#### Stated task:
From the entries below, please gather each line containing the string "user".

(Dataset records)
^^^^^^^^^^^^^^^^

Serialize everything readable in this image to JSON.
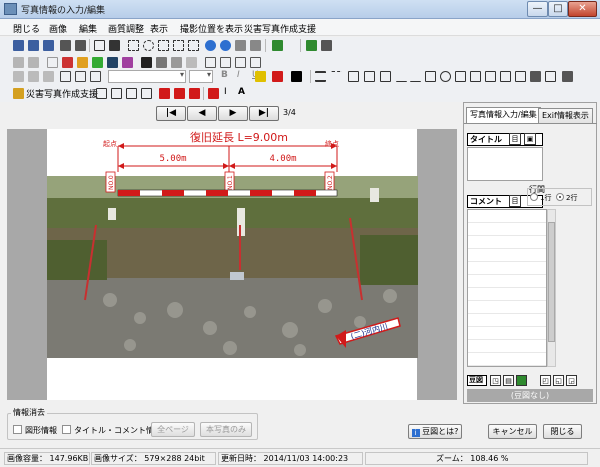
{
  "window": {
    "title": "写真情報の入力/編集",
    "btn_min": "—",
    "btn_max": "□",
    "btn_close": "✕"
  },
  "menu": [
    "閉じる",
    "画像",
    "編集",
    "画質調整",
    "表示",
    "撮影位置を表示",
    "災害写真作成支援"
  ],
  "toolbar4": {
    "label": "災害写真作成支援",
    "text_i": "I",
    "text_a": "A"
  },
  "toolbar3": {
    "bold": "B",
    "italic": "I",
    "underline": "U"
  },
  "nav": {
    "first": "|◀",
    "prev": "◀",
    "next": "▶",
    "last": "▶|",
    "page": "3/4"
  },
  "photo": {
    "title": "復旧延長 L=9.00m",
    "start": "起点",
    "end": "終点",
    "dim1": "5.00m",
    "dim2": "4.00m",
    "no0": "NO.0",
    "no1": "NO.1",
    "no2": "NO.2",
    "river": "(二)河内川"
  },
  "rpanel": {
    "tab1": "写真情報入力/編集",
    "tab2": "Exif情報表示",
    "title_label": "タイトル",
    "comment_label": "コメント",
    "gyokan": "行間",
    "opt1": "1行",
    "opt2": "2行",
    "zumen_label": "豆図",
    "zumen_none": "(豆図なし)"
  },
  "bottom": {
    "group": "情報消去",
    "chk1": "図形情報",
    "chk2": "タイトル・コメント情報",
    "btn_all": "全ページ",
    "btn_this": "本写真のみ",
    "zumen_help": "豆図とは?",
    "cancel": "キャンセル",
    "close": "閉じる"
  },
  "status": {
    "size": "画像容量： 147.96KB",
    "dims": "画像サイズ： 579×288 24bit",
    "date": "更新日時： 2014/11/03 14:00:23",
    "zoom": "ズーム： 108.46 %"
  },
  "colors": {
    "accent": "#d11a1a",
    "frame": "#6f8bb0"
  }
}
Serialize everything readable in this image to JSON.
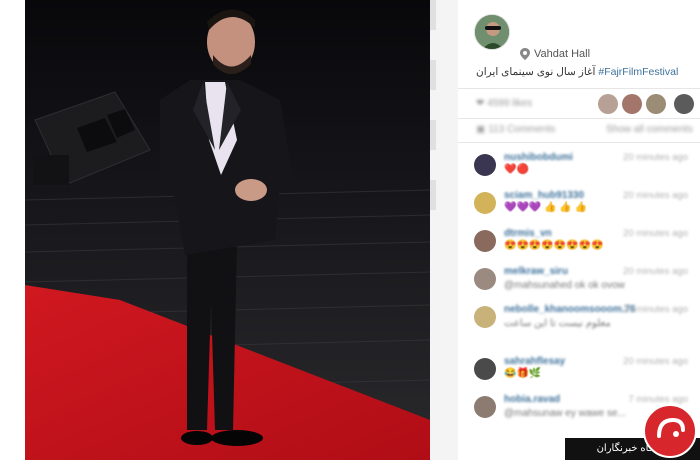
{
  "post": {
    "location": "Vahdat Hall",
    "caption_text": "آغاز سال نوی سینمای ایران",
    "caption_hashtag": "#FajrFilmFestival"
  },
  "stats": {
    "likes": "❤ 4599 likes",
    "comments": "▣ 113 Comments",
    "show_all": "Show all comments"
  },
  "comments": [
    {
      "user": "nushibobdumi",
      "time": "20 minutes ago",
      "text": "",
      "emoji": "❤️🔴"
    },
    {
      "user": "sciam_hub91330",
      "time": "20 minutes ago",
      "text": "",
      "emoji": "💜💜💜 👍 👍 👍"
    },
    {
      "user": "dtrmis_vn",
      "time": "20 minutes ago",
      "text": "",
      "emoji": "😍😍😍😍😍😍😍😍"
    },
    {
      "user": "melkraw_siru",
      "time": "20 minutes ago",
      "text": "@mahsunahed ok ok ovow",
      "emoji": ""
    },
    {
      "user": "nebolle_khanoomsooom.76",
      "time": "20 minutes ago",
      "text": "معلوم نیست تا این ساعت",
      "emoji": ""
    },
    {
      "user": "sahrahflesay",
      "time": "20 minutes ago",
      "text": "",
      "emoji": "😂🎁🌿"
    },
    {
      "user": "hobia.ravad",
      "time": "7 minutes ago",
      "text": "@mahsunaw ey wawe se...",
      "emoji": ""
    }
  ],
  "watermark": {
    "text": "باشگاه خبرنگاران"
  },
  "colors": {
    "hashtag": "#3f729b",
    "carpet": "#c8121c",
    "watermark_red": "#d7262c"
  }
}
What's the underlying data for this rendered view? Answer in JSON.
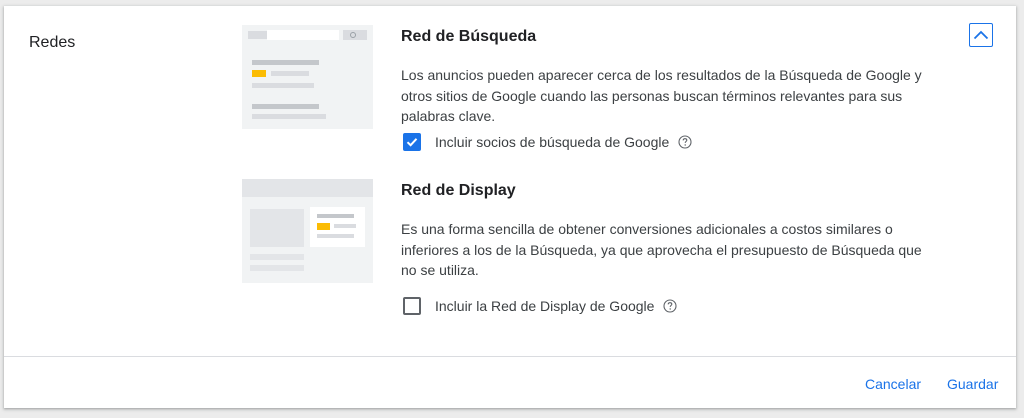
{
  "section": {
    "label": "Redes"
  },
  "collapse": {
    "icon": "chevron-up-icon"
  },
  "search_network": {
    "title": "Red de Búsqueda",
    "description": "Los anuncios pueden aparecer cerca de los resultados de la Búsqueda de Google y otros sitios de Google cuando las personas buscan términos relevantes para sus palabras clave.",
    "checkbox_label": "Incluir socios de búsqueda de Google",
    "checked": true,
    "help_icon": "help-circle-icon"
  },
  "display_network": {
    "title": "Red de Display",
    "description": "Es una forma sencilla de obtener conversiones adicionales a costos similares o inferiores a los de la Búsqueda, ya que aprovecha el presupuesto de Búsqueda que no se utiliza.",
    "checkbox_label": "Incluir la Red de Display de Google",
    "checked": false,
    "help_icon": "help-circle-icon"
  },
  "footer": {
    "cancel_label": "Cancelar",
    "save_label": "Guardar"
  },
  "colors": {
    "accent": "#1a73e8",
    "highlight": "#fbbc04",
    "text": "#202124",
    "muted": "#3c4043"
  }
}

^^^^^^^^^^^^^^^^

#### Full answer:
      "user": "nushibobdumi",
      "user": "sciam_hub91330",
      "user": "dtrmis_vn",
      "user": "melkraw_siru",
      "user": "nebolle_khanoomsooom.76",
      "user": "sahrahflesay",
      "user": "hobia.ravad",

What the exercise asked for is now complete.